● YOUR TASK
Output the data below in full, byte for byte. Nothing may differ.

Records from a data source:

^^^^^^^^^^^^^^^^

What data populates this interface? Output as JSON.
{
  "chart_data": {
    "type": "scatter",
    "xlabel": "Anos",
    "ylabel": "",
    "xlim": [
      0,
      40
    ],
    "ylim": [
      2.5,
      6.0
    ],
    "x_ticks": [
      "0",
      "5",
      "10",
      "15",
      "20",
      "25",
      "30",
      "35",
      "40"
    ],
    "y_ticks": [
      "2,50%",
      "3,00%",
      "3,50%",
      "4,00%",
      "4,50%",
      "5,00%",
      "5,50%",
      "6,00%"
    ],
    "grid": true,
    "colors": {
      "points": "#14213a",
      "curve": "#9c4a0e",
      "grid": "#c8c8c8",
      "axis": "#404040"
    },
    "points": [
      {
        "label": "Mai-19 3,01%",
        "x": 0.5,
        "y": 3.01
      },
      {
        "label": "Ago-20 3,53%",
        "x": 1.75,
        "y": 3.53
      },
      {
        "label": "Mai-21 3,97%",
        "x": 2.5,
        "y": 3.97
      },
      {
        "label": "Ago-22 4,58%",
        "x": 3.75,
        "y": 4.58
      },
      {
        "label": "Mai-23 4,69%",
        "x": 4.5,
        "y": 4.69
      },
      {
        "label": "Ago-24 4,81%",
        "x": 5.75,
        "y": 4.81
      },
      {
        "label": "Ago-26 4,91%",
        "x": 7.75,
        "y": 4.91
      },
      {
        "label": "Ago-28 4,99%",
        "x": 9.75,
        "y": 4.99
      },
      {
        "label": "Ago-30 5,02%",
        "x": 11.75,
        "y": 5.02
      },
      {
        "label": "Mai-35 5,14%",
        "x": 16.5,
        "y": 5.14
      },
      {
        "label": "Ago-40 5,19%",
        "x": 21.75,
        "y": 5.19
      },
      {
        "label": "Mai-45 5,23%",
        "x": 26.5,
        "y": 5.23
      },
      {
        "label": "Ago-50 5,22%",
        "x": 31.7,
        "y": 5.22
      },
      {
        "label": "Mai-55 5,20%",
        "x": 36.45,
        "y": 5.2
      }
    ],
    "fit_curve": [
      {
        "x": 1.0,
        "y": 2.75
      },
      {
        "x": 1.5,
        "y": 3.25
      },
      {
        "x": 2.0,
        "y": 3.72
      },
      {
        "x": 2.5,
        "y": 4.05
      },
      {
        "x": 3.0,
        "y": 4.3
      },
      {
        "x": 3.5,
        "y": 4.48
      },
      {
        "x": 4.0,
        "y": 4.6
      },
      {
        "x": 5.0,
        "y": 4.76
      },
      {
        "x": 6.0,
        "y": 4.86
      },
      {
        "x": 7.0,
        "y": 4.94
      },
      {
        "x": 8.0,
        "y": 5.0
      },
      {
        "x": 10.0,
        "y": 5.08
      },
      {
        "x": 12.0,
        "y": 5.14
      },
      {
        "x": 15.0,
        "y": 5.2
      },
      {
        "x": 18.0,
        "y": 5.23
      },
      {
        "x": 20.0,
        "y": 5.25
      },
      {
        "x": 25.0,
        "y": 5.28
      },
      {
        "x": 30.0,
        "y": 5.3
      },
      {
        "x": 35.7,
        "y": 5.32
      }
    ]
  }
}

^^^^^^^^^^^^^^^^

● OUTPUT FOR THIS EXERCISE
What data populates this interface? Output as JSON.
{
  "chart_data": {
    "type": "scatter",
    "xlabel": "Anos",
    "ylabel": "",
    "xlim": [
      0,
      40
    ],
    "ylim": [
      2.5,
      6.0
    ],
    "x_ticks": [
      "0",
      "5",
      "10",
      "15",
      "20",
      "25",
      "30",
      "35",
      "40"
    ],
    "y_ticks": [
      "2,50%",
      "3,00%",
      "3,50%",
      "4,00%",
      "4,50%",
      "5,00%",
      "5,50%",
      "6,00%"
    ],
    "grid": true,
    "colors": {
      "points": "#14213a",
      "curve": "#9c4a0e",
      "grid": "#c8c8c8",
      "axis": "#404040"
    },
    "points": [
      {
        "label": "Mai-19 3,01%",
        "x": 0.5,
        "y": 3.01
      },
      {
        "label": "Ago-20 3,53%",
        "x": 1.75,
        "y": 3.53
      },
      {
        "label": "Mai-21 3,97%",
        "x": 2.5,
        "y": 3.97
      },
      {
        "label": "Ago-22 4,58%",
        "x": 3.75,
        "y": 4.58
      },
      {
        "label": "Mai-23 4,69%",
        "x": 4.5,
        "y": 4.69
      },
      {
        "label": "Ago-24 4,81%",
        "x": 5.75,
        "y": 4.81
      },
      {
        "label": "Ago-26 4,91%",
        "x": 7.75,
        "y": 4.91
      },
      {
        "label": "Ago-28 4,99%",
        "x": 9.75,
        "y": 4.99
      },
      {
        "label": "Ago-30 5,02%",
        "x": 11.75,
        "y": 5.02
      },
      {
        "label": "Mai-35 5,14%",
        "x": 16.5,
        "y": 5.14
      },
      {
        "label": "Ago-40 5,19%",
        "x": 21.75,
        "y": 5.19
      },
      {
        "label": "Mai-45 5,23%",
        "x": 26.5,
        "y": 5.23
      },
      {
        "label": "Ago-50 5,22%",
        "x": 31.7,
        "y": 5.22
      },
      {
        "label": "Mai-55 5,20%",
        "x": 36.45,
        "y": 5.2
      }
    ],
    "fit_curve": [
      {
        "x": 1.0,
        "y": 2.75
      },
      {
        "x": 1.5,
        "y": 3.25
      },
      {
        "x": 2.0,
        "y": 3.72
      },
      {
        "x": 2.5,
        "y": 4.05
      },
      {
        "x": 3.0,
        "y": 4.3
      },
      {
        "x": 3.5,
        "y": 4.48
      },
      {
        "x": 4.0,
        "y": 4.6
      },
      {
        "x": 5.0,
        "y": 4.76
      },
      {
        "x": 6.0,
        "y": 4.86
      },
      {
        "x": 7.0,
        "y": 4.94
      },
      {
        "x": 8.0,
        "y": 5.0
      },
      {
        "x": 10.0,
        "y": 5.08
      },
      {
        "x": 12.0,
        "y": 5.14
      },
      {
        "x": 15.0,
        "y": 5.2
      },
      {
        "x": 18.0,
        "y": 5.23
      },
      {
        "x": 20.0,
        "y": 5.25
      },
      {
        "x": 25.0,
        "y": 5.28
      },
      {
        "x": 30.0,
        "y": 5.3
      },
      {
        "x": 35.7,
        "y": 5.32
      }
    ]
  }
}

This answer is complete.